> [STATED PROBLEM]: Determine how many lines include the string "заряда". Output that number only.

⟨

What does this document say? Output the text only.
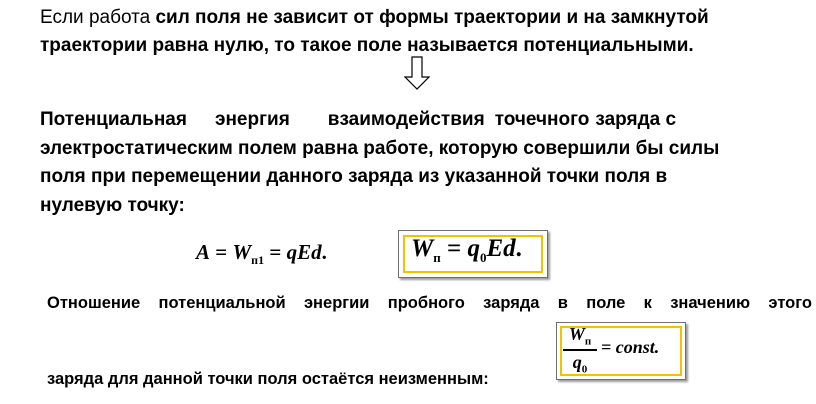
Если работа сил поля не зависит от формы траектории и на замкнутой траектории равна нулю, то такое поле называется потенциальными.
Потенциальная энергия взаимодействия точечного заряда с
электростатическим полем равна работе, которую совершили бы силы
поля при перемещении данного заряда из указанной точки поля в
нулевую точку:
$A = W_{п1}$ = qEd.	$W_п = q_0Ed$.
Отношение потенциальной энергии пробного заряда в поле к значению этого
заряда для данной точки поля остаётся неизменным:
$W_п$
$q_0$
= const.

⟩

> [WRITTEN SOLUTION]: 4